Set exercise:
Write out every line of the material as it stands, apart from the pictures.

Provided material:

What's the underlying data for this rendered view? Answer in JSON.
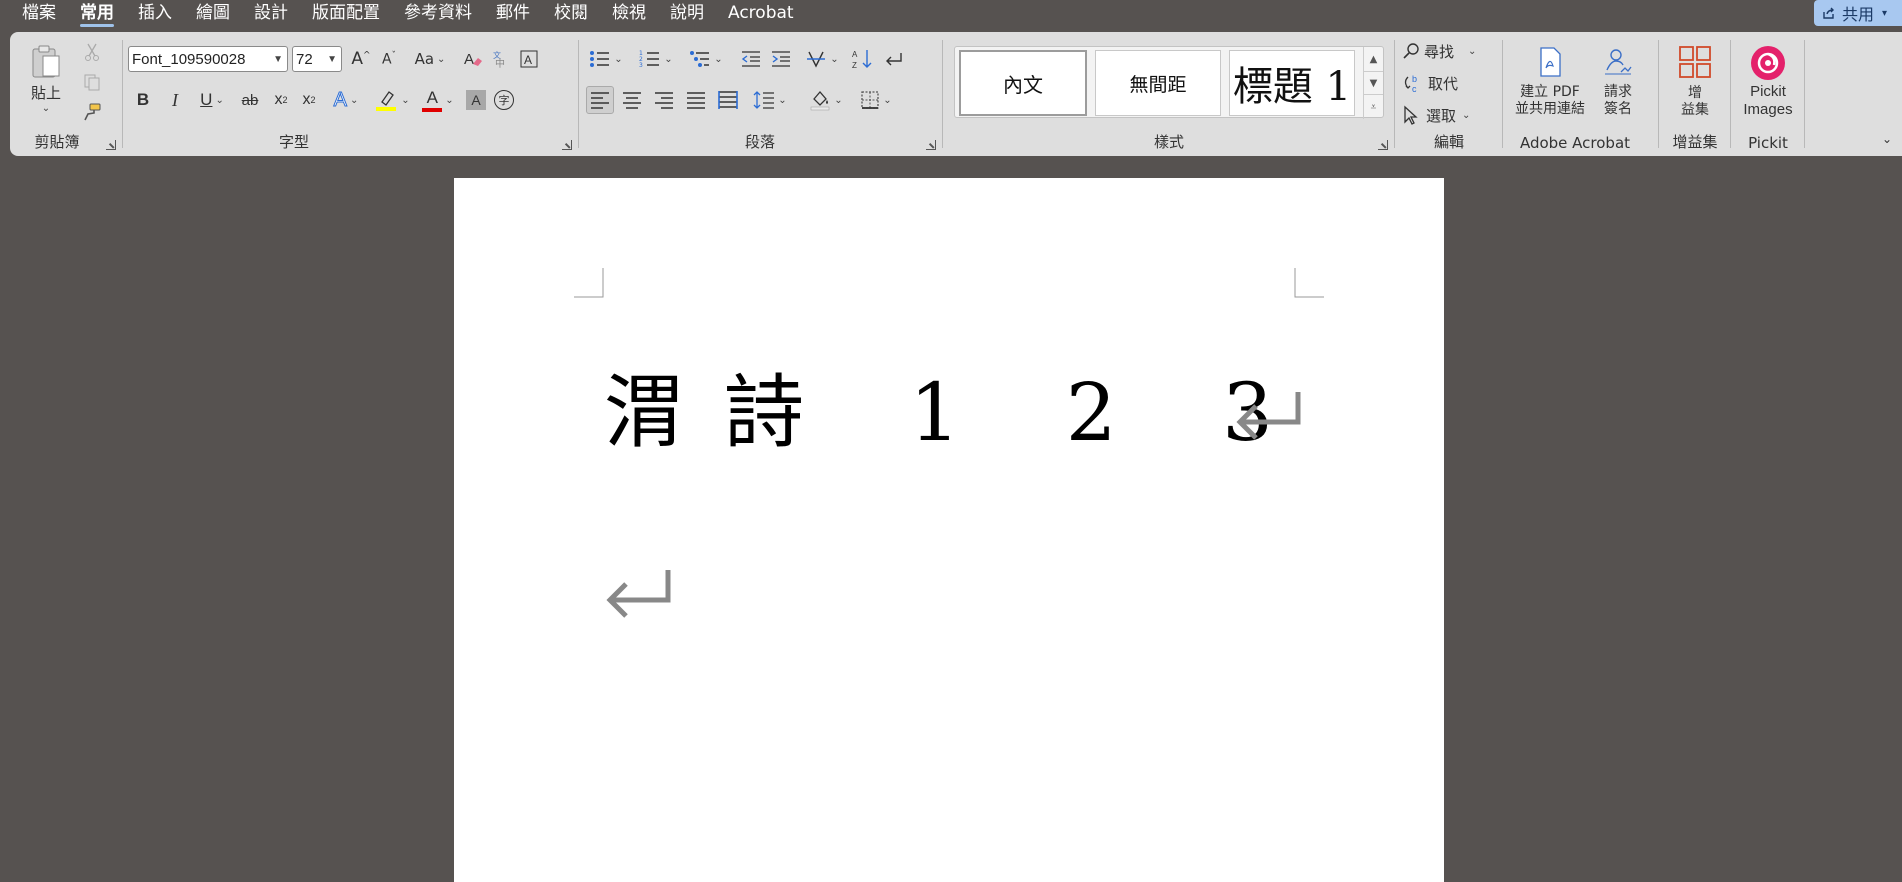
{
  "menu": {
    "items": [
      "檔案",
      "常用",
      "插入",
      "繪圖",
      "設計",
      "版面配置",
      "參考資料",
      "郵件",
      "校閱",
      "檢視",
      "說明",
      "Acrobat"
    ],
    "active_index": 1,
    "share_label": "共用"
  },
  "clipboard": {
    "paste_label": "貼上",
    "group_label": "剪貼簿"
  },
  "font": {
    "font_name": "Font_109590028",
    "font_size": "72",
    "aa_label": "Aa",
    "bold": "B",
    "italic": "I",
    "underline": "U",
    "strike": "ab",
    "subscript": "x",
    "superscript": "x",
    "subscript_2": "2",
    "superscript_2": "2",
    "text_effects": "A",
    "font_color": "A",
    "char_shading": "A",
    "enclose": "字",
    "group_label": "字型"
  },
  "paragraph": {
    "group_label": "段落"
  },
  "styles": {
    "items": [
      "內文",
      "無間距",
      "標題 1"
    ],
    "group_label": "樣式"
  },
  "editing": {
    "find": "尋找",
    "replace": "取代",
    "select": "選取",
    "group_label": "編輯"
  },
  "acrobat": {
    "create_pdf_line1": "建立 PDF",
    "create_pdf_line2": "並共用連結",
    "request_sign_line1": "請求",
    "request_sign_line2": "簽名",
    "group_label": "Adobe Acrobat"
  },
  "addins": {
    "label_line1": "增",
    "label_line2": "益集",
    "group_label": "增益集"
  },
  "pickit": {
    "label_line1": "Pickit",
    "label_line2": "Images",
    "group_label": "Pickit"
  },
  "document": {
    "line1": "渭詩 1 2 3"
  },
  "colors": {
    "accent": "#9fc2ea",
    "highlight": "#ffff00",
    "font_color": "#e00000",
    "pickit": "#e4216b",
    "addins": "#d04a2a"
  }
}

Answer to this problem:
What's the underlying data for this rendered view? Answer in JSON.
{
  "menu": {
    "items": [
      "檔案",
      "常用",
      "插入",
      "繪圖",
      "設計",
      "版面配置",
      "參考資料",
      "郵件",
      "校閱",
      "檢視",
      "說明",
      "Acrobat"
    ],
    "active_index": 1,
    "share_label": "共用"
  },
  "clipboard": {
    "paste_label": "貼上",
    "group_label": "剪貼簿"
  },
  "font": {
    "font_name": "Font_109590028",
    "font_size": "72",
    "aa_label": "Aa",
    "bold": "B",
    "italic": "I",
    "underline": "U",
    "strike": "ab",
    "subscript": "x",
    "superscript": "x",
    "subscript_2": "2",
    "superscript_2": "2",
    "text_effects": "A",
    "font_color": "A",
    "char_shading": "A",
    "enclose": "字",
    "group_label": "字型"
  },
  "paragraph": {
    "group_label": "段落"
  },
  "styles": {
    "items": [
      "內文",
      "無間距",
      "標題 1"
    ],
    "group_label": "樣式"
  },
  "editing": {
    "find": "尋找",
    "replace": "取代",
    "select": "選取",
    "group_label": "編輯"
  },
  "acrobat": {
    "create_pdf_line1": "建立 PDF",
    "create_pdf_line2": "並共用連結",
    "request_sign_line1": "請求",
    "request_sign_line2": "簽名",
    "group_label": "Adobe Acrobat"
  },
  "addins": {
    "label_line1": "增",
    "label_line2": "益集",
    "group_label": "增益集"
  },
  "pickit": {
    "label_line1": "Pickit",
    "label_line2": "Images",
    "group_label": "Pickit"
  },
  "document": {
    "line1": "渭詩 1 2 3"
  },
  "colors": {
    "accent": "#9fc2ea",
    "highlight": "#ffff00",
    "font_color": "#e00000",
    "pickit": "#e4216b",
    "addins": "#d04a2a"
  }
}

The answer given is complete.